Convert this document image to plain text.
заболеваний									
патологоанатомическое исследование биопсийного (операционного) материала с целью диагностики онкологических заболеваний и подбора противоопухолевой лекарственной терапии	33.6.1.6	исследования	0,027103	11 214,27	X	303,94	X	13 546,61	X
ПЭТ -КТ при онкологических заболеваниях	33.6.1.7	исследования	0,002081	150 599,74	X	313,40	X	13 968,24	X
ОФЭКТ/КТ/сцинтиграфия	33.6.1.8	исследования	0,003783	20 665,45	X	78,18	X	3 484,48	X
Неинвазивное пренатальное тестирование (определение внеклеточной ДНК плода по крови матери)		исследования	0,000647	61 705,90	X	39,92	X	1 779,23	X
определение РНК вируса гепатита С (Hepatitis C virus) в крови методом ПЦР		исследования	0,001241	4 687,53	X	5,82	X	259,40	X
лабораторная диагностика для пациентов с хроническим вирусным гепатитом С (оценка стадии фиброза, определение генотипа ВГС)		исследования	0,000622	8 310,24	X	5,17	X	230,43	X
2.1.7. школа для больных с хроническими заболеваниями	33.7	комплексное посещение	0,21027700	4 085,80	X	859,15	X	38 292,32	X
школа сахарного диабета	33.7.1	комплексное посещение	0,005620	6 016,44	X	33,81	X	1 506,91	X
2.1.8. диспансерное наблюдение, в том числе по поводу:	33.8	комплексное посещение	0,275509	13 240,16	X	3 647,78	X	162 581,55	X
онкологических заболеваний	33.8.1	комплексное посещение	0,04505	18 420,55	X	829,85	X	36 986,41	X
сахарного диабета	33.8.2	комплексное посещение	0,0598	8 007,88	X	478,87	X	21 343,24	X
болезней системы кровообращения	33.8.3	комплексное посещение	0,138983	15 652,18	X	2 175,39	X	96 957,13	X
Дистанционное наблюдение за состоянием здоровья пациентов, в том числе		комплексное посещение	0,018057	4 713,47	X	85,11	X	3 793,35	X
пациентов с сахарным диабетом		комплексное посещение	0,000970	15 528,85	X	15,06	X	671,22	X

======

▸ What is expected:
What lines of the material above include "числе"? Copy each one.

▸ Solution for this exercise:
2.1.8. диспансерное наблюдение, в том числе по поводу:	33.8	комплексное посещение	0,275509	13 240,16	X	3 647,78	X	162 581,55	X
Дистанционное наблюдение за состоянием здоровья пациентов, в том числе		комплексное посещение	0,018057	4 713,47	X	85,11	X	3 793,35	X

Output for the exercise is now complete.